Would you transcribe the listing that follows, character for character, and omit its images?

[Data records]
--- begin ---

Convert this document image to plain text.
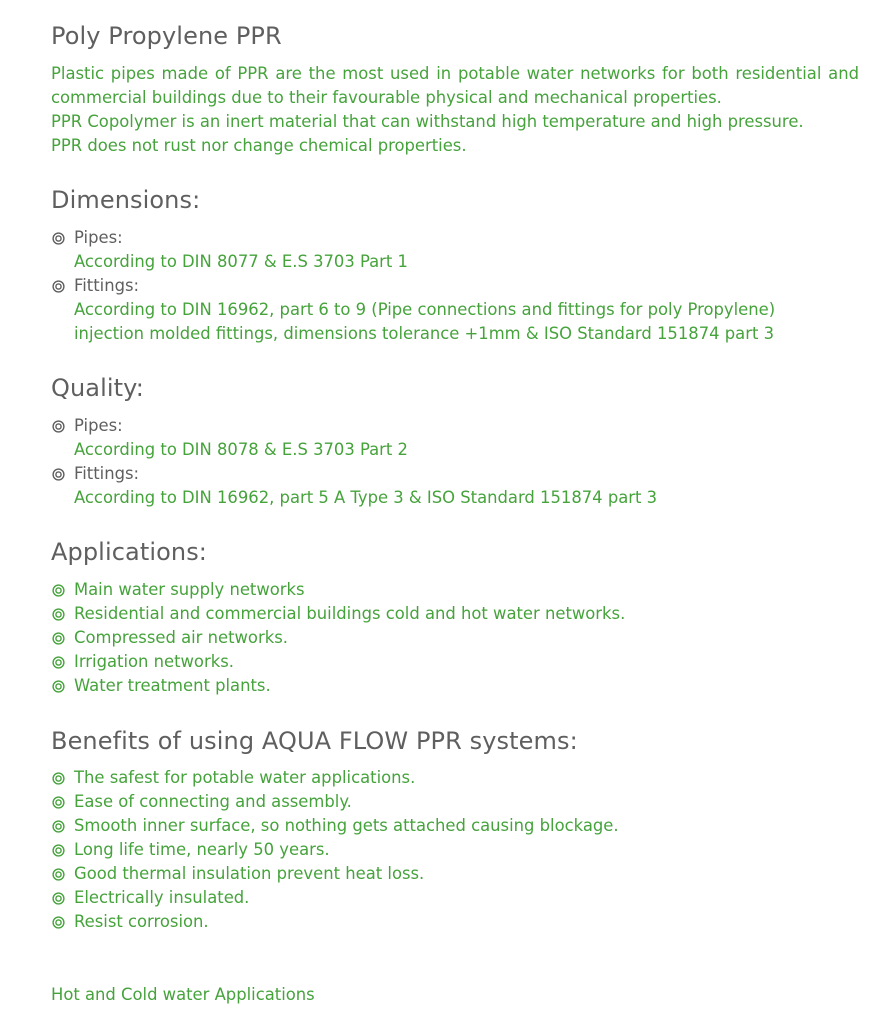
Poly Propylene PPR
Plastic pipes made of PPR are the most used in potable water networks for both residential and
commercial buildings due to their favourable physical and mechanical properties.
PPR Copolymer is an inert material that can withstand high temperature and high pressure.
PPR does not rust nor change chemical properties.
Dimensions:
Pipes:
According to DIN 8077 & E.S 3703 Part 1
Fittings:
According to DIN 16962, part 6 to 9 (Pipe connections and fittings for poly Propylene)
injection molded fittings, dimensions tolerance +1mm & ISO Standard 151874 part 3
Quality:
Pipes:
According to DIN 8078 & E.S 3703 Part 2
Fittings:
According to DIN 16962, part 5 A Type 3 & ISO Standard 151874 part 3
Applications:
Main water supply networks
Residential and commercial buildings cold and hot water networks.
Compressed air networks.
Irrigation networks.
Water treatment plants.
Benefits of using AQUA FLOW PPR systems:
The safest for potable water applications.
Ease of connecting and assembly.
Smooth inner surface, so nothing gets attached causing blockage.
Long life time, nearly 50 years.
Good thermal insulation prevent heat loss.
Electrically insulated.
Resist corrosion.
Hot and Cold water Applications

--- end ---

ANSWER:
Convert this document image to plain text.
Poly Propylene PPR
Plastic pipes made of PPR are the most used in potable water networks for both residential and
commercial buildings due to their favourable physical and mechanical properties.
PPR Copolymer is an inert material that can withstand high temperature and high pressure.
PPR does not rust nor change chemical properties.
Dimensions:
Pipes:
According to DIN 8077 & E.S 3703 Part 1
Fittings:
According to DIN 16962, part 6 to 9 (Pipe connections and fittings for poly Propylene)
injection molded fittings, dimensions tolerance +1mm & ISO Standard 151874 part 3
Quality:
Pipes:
According to DIN 8078 & E.S 3703 Part 2
Fittings:
According to DIN 16962, part 5 A Type 3 & ISO Standard 151874 part 3
Applications:
Main water supply networks
Residential and commercial buildings cold and hot water networks.
Compressed air networks.
Irrigation networks.
Water treatment plants.
Benefits of using AQUA FLOW PPR systems:
The safest for potable water applications.
Ease of connecting and assembly.
Smooth inner surface, so nothing gets attached causing blockage.
Long life time, nearly 50 years.
Good thermal insulation prevent heat loss.
Electrically insulated.
Resist corrosion.
Hot and Cold water Applications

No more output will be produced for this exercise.